▶ _Exercise directions_: Retype all of the listing exactly, passing over any picture you find.

******************************

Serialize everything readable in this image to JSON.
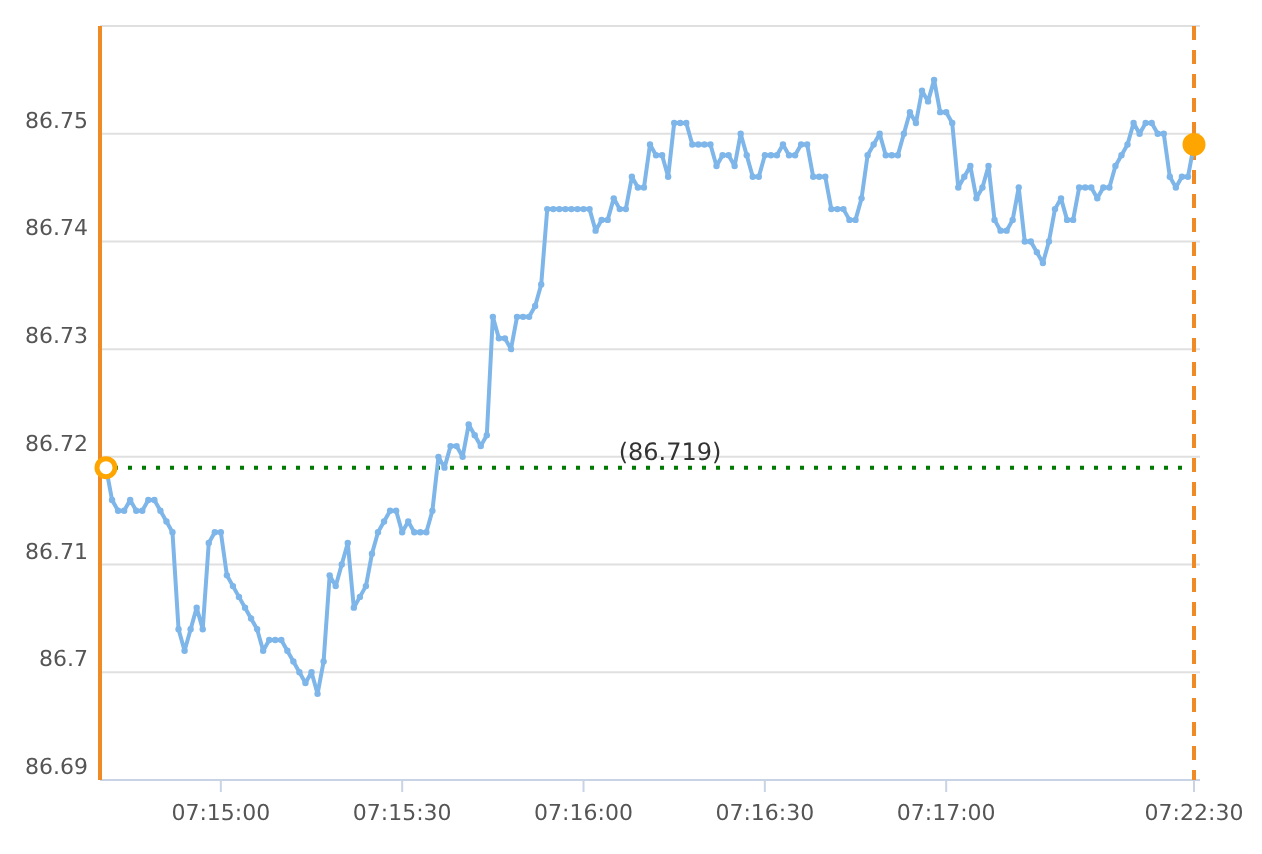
{
  "chart_data": {
    "type": "line",
    "ylim": [
      86.69,
      86.76
    ],
    "categories": [
      null,
      null,
      null,
      null,
      null,
      null,
      null,
      null,
      null,
      null,
      null,
      null,
      null,
      null,
      null,
      null,
      null,
      null,
      null,
      "07:15:00",
      null,
      null,
      null,
      null,
      null,
      null,
      null,
      null,
      null,
      null,
      null,
      null,
      null,
      null,
      null,
      null,
      null,
      null,
      null,
      null,
      null,
      null,
      null,
      null,
      null,
      null,
      null,
      null,
      null,
      "07:15:30",
      null,
      null,
      null,
      null,
      null,
      null,
      null,
      null,
      null,
      null,
      null,
      null,
      null,
      null,
      null,
      null,
      null,
      null,
      null,
      null,
      null,
      null,
      null,
      null,
      null,
      null,
      null,
      null,
      null,
      "07:16:00",
      null,
      null,
      null,
      null,
      null,
      null,
      null,
      null,
      null,
      null,
      null,
      null,
      null,
      null,
      null,
      null,
      null,
      null,
      null,
      null,
      null,
      null,
      null,
      null,
      null,
      null,
      null,
      null,
      null,
      "07:16:30",
      null,
      null,
      null,
      null,
      null,
      null,
      null,
      null,
      null,
      null,
      null,
      null,
      null,
      null,
      null,
      null,
      null,
      null,
      null,
      null,
      null,
      null,
      null,
      null,
      null,
      null,
      null,
      null,
      null,
      "07:17:00",
      null,
      null,
      null,
      null,
      null,
      null,
      null,
      null,
      null,
      null,
      null,
      null,
      null,
      null,
      null,
      null,
      null,
      null,
      null,
      null,
      null,
      null,
      null,
      null,
      null,
      null,
      null,
      null,
      null,
      null,
      null,
      null,
      null,
      null,
      null,
      null,
      null,
      null,
      null,
      null,
      "07:22:30"
    ],
    "yticks": [
      86.69,
      {
        "value": 86.7,
        "label": "86.7"
      },
      86.71,
      86.72,
      86.73,
      86.74,
      86.75,
      {
        "value": 86.76,
        "label": null
      }
    ],
    "grid": "y",
    "marker": "circle",
    "line_style": "solid",
    "series": [
      {
        "color": "#7eb6ea",
        "values": [
          86.719,
          86.716,
          86.715,
          86.715,
          86.716,
          86.715,
          86.715,
          86.716,
          86.716,
          86.715,
          86.714,
          86.713,
          86.704,
          86.702,
          86.704,
          86.706,
          86.704,
          86.712,
          86.713,
          86.713,
          86.709,
          86.708,
          86.707,
          86.706,
          86.705,
          86.704,
          86.702,
          86.703,
          86.703,
          86.703,
          86.702,
          86.701,
          86.7,
          86.699,
          86.7,
          86.698,
          86.701,
          86.709,
          86.708,
          86.71,
          86.712,
          86.706,
          86.707,
          86.708,
          86.711,
          86.713,
          86.714,
          86.715,
          86.715,
          86.713,
          86.714,
          86.713,
          86.713,
          86.713,
          86.715,
          86.72,
          86.719,
          86.721,
          86.721,
          86.72,
          86.723,
          86.722,
          86.721,
          86.722,
          86.733,
          86.731,
          86.731,
          86.73,
          86.733,
          86.733,
          86.733,
          86.734,
          86.736,
          86.743,
          86.743,
          86.743,
          86.743,
          86.743,
          86.743,
          86.743,
          86.743,
          86.741,
          86.742,
          86.742,
          86.744,
          86.743,
          86.743,
          86.746,
          86.745,
          86.745,
          86.749,
          86.748,
          86.748,
          86.746,
          86.751,
          86.751,
          86.751,
          86.749,
          86.749,
          86.749,
          86.749,
          86.747,
          86.748,
          86.748,
          86.747,
          86.75,
          86.748,
          86.746,
          86.746,
          86.748,
          86.748,
          86.748,
          86.749,
          86.748,
          86.748,
          86.749,
          86.749,
          86.746,
          86.746,
          86.746,
          86.743,
          86.743,
          86.743,
          86.742,
          86.742,
          86.744,
          86.748,
          86.749,
          86.75,
          86.748,
          86.748,
          86.748,
          86.75,
          86.752,
          86.751,
          86.754,
          86.753,
          86.755,
          86.752,
          86.752,
          86.751,
          86.745,
          86.746,
          86.747,
          86.744,
          86.745,
          86.747,
          86.742,
          86.741,
          86.741,
          86.742,
          86.745,
          86.74,
          86.74,
          86.739,
          86.738,
          86.74,
          86.743,
          86.744,
          86.742,
          86.742,
          86.745,
          86.745,
          86.745,
          86.744,
          86.745,
          86.745,
          86.747,
          86.748,
          86.749,
          86.751,
          86.75,
          86.751,
          86.751,
          86.75,
          86.75,
          86.746,
          86.745,
          86.746,
          86.746,
          86.749
        ]
      },
      {
        "type": "scatter",
        "color": "#ffa500",
        "values": [
          86.719,
          null,
          null,
          null,
          null,
          null,
          null,
          null,
          null,
          null,
          null,
          null,
          null,
          null,
          null,
          null,
          null,
          null,
          null,
          null,
          null,
          null,
          null,
          null,
          null,
          null,
          null,
          null,
          null,
          null,
          null,
          null,
          null,
          null,
          null,
          null,
          null,
          null,
          null,
          null,
          null,
          null,
          null,
          null,
          null,
          null,
          null,
          null,
          null,
          null,
          null,
          null,
          null,
          null,
          null,
          null,
          null,
          null,
          null,
          null,
          null,
          null,
          null,
          null,
          null,
          null,
          null,
          null,
          null,
          null,
          null,
          null,
          null,
          null,
          null,
          null,
          null,
          null,
          null,
          null,
          null,
          null,
          null,
          null,
          null,
          null,
          null,
          null,
          null,
          null,
          null,
          null,
          null,
          null,
          null,
          null,
          null,
          null,
          null,
          null,
          null,
          null,
          null,
          null,
          null,
          null,
          null,
          null,
          null,
          null,
          null,
          null,
          null,
          null,
          null,
          null,
          null,
          null,
          null,
          null,
          null,
          null,
          null,
          null,
          null,
          null,
          null,
          null,
          null,
          null,
          null,
          null,
          null,
          null,
          null,
          null,
          null,
          null,
          null,
          null,
          null,
          null,
          null,
          null,
          null,
          null,
          null,
          null,
          null,
          null,
          null,
          null,
          null,
          null,
          null,
          null,
          null,
          null,
          null,
          null,
          null,
          null,
          null,
          null,
          null,
          null,
          null,
          null,
          null,
          null,
          null,
          null,
          null,
          null,
          null,
          null,
          null,
          null,
          null,
          null,
          86.749
        ]
      }
    ],
    "ref_lines": [
      {
        "axis": "y",
        "value": 86.719,
        "label": "(86.719)",
        "color": "#007a00",
        "line_style": "dotted"
      },
      {
        "axis": "x",
        "value": "07:22:30",
        "color": "#f08a24",
        "line_style": "dashed"
      }
    ]
  }
}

******************************

▶ _Reply_:
Serialize everything readable in this image to JSON.
{
  "chart_data": {
    "type": "line",
    "ylim": [
      86.69,
      86.76
    ],
    "categories": [
      null,
      null,
      null,
      null,
      null,
      null,
      null,
      null,
      null,
      null,
      null,
      null,
      null,
      null,
      null,
      null,
      null,
      null,
      null,
      "07:15:00",
      null,
      null,
      null,
      null,
      null,
      null,
      null,
      null,
      null,
      null,
      null,
      null,
      null,
      null,
      null,
      null,
      null,
      null,
      null,
      null,
      null,
      null,
      null,
      null,
      null,
      null,
      null,
      null,
      null,
      "07:15:30",
      null,
      null,
      null,
      null,
      null,
      null,
      null,
      null,
      null,
      null,
      null,
      null,
      null,
      null,
      null,
      null,
      null,
      null,
      null,
      null,
      null,
      null,
      null,
      null,
      null,
      null,
      null,
      null,
      null,
      "07:16:00",
      null,
      null,
      null,
      null,
      null,
      null,
      null,
      null,
      null,
      null,
      null,
      null,
      null,
      null,
      null,
      null,
      null,
      null,
      null,
      null,
      null,
      null,
      null,
      null,
      null,
      null,
      null,
      null,
      null,
      "07:16:30",
      null,
      null,
      null,
      null,
      null,
      null,
      null,
      null,
      null,
      null,
      null,
      null,
      null,
      null,
      null,
      null,
      null,
      null,
      null,
      null,
      null,
      null,
      null,
      null,
      null,
      null,
      null,
      null,
      null,
      "07:17:00",
      null,
      null,
      null,
      null,
      null,
      null,
      null,
      null,
      null,
      null,
      null,
      null,
      null,
      null,
      null,
      null,
      null,
      null,
      null,
      null,
      null,
      null,
      null,
      null,
      null,
      null,
      null,
      null,
      null,
      null,
      null,
      null,
      null,
      null,
      null,
      null,
      null,
      null,
      null,
      null,
      "07:22:30"
    ],
    "yticks": [
      86.69,
      {
        "value": 86.7,
        "label": "86.7"
      },
      86.71,
      86.72,
      86.73,
      86.74,
      86.75,
      {
        "value": 86.76,
        "label": null
      }
    ],
    "grid": "y",
    "marker": "circle",
    "line_style": "solid",
    "series": [
      {
        "color": "#7eb6ea",
        "values": [
          86.719,
          86.716,
          86.715,
          86.715,
          86.716,
          86.715,
          86.715,
          86.716,
          86.716,
          86.715,
          86.714,
          86.713,
          86.704,
          86.702,
          86.704,
          86.706,
          86.704,
          86.712,
          86.713,
          86.713,
          86.709,
          86.708,
          86.707,
          86.706,
          86.705,
          86.704,
          86.702,
          86.703,
          86.703,
          86.703,
          86.702,
          86.701,
          86.7,
          86.699,
          86.7,
          86.698,
          86.701,
          86.709,
          86.708,
          86.71,
          86.712,
          86.706,
          86.707,
          86.708,
          86.711,
          86.713,
          86.714,
          86.715,
          86.715,
          86.713,
          86.714,
          86.713,
          86.713,
          86.713,
          86.715,
          86.72,
          86.719,
          86.721,
          86.721,
          86.72,
          86.723,
          86.722,
          86.721,
          86.722,
          86.733,
          86.731,
          86.731,
          86.73,
          86.733,
          86.733,
          86.733,
          86.734,
          86.736,
          86.743,
          86.743,
          86.743,
          86.743,
          86.743,
          86.743,
          86.743,
          86.743,
          86.741,
          86.742,
          86.742,
          86.744,
          86.743,
          86.743,
          86.746,
          86.745,
          86.745,
          86.749,
          86.748,
          86.748,
          86.746,
          86.751,
          86.751,
          86.751,
          86.749,
          86.749,
          86.749,
          86.749,
          86.747,
          86.748,
          86.748,
          86.747,
          86.75,
          86.748,
          86.746,
          86.746,
          86.748,
          86.748,
          86.748,
          86.749,
          86.748,
          86.748,
          86.749,
          86.749,
          86.746,
          86.746,
          86.746,
          86.743,
          86.743,
          86.743,
          86.742,
          86.742,
          86.744,
          86.748,
          86.749,
          86.75,
          86.748,
          86.748,
          86.748,
          86.75,
          86.752,
          86.751,
          86.754,
          86.753,
          86.755,
          86.752,
          86.752,
          86.751,
          86.745,
          86.746,
          86.747,
          86.744,
          86.745,
          86.747,
          86.742,
          86.741,
          86.741,
          86.742,
          86.745,
          86.74,
          86.74,
          86.739,
          86.738,
          86.74,
          86.743,
          86.744,
          86.742,
          86.742,
          86.745,
          86.745,
          86.745,
          86.744,
          86.745,
          86.745,
          86.747,
          86.748,
          86.749,
          86.751,
          86.75,
          86.751,
          86.751,
          86.75,
          86.75,
          86.746,
          86.745,
          86.746,
          86.746,
          86.749
        ]
      },
      {
        "type": "scatter",
        "color": "#ffa500",
        "values": [
          86.719,
          null,
          null,
          null,
          null,
          null,
          null,
          null,
          null,
          null,
          null,
          null,
          null,
          null,
          null,
          null,
          null,
          null,
          null,
          null,
          null,
          null,
          null,
          null,
          null,
          null,
          null,
          null,
          null,
          null,
          null,
          null,
          null,
          null,
          null,
          null,
          null,
          null,
          null,
          null,
          null,
          null,
          null,
          null,
          null,
          null,
          null,
          null,
          null,
          null,
          null,
          null,
          null,
          null,
          null,
          null,
          null,
          null,
          null,
          null,
          null,
          null,
          null,
          null,
          null,
          null,
          null,
          null,
          null,
          null,
          null,
          null,
          null,
          null,
          null,
          null,
          null,
          null,
          null,
          null,
          null,
          null,
          null,
          null,
          null,
          null,
          null,
          null,
          null,
          null,
          null,
          null,
          null,
          null,
          null,
          null,
          null,
          null,
          null,
          null,
          null,
          null,
          null,
          null,
          null,
          null,
          null,
          null,
          null,
          null,
          null,
          null,
          null,
          null,
          null,
          null,
          null,
          null,
          null,
          null,
          null,
          null,
          null,
          null,
          null,
          null,
          null,
          null,
          null,
          null,
          null,
          null,
          null,
          null,
          null,
          null,
          null,
          null,
          null,
          null,
          null,
          null,
          null,
          null,
          null,
          null,
          null,
          null,
          null,
          null,
          null,
          null,
          null,
          null,
          null,
          null,
          null,
          null,
          null,
          null,
          null,
          null,
          null,
          null,
          null,
          null,
          null,
          null,
          null,
          null,
          null,
          null,
          null,
          null,
          null,
          null,
          null,
          null,
          null,
          null,
          86.749
        ]
      }
    ],
    "ref_lines": [
      {
        "axis": "y",
        "value": 86.719,
        "label": "(86.719)",
        "color": "#007a00",
        "line_style": "dotted"
      },
      {
        "axis": "x",
        "value": "07:22:30",
        "color": "#f08a24",
        "line_style": "dashed"
      }
    ]
  }
}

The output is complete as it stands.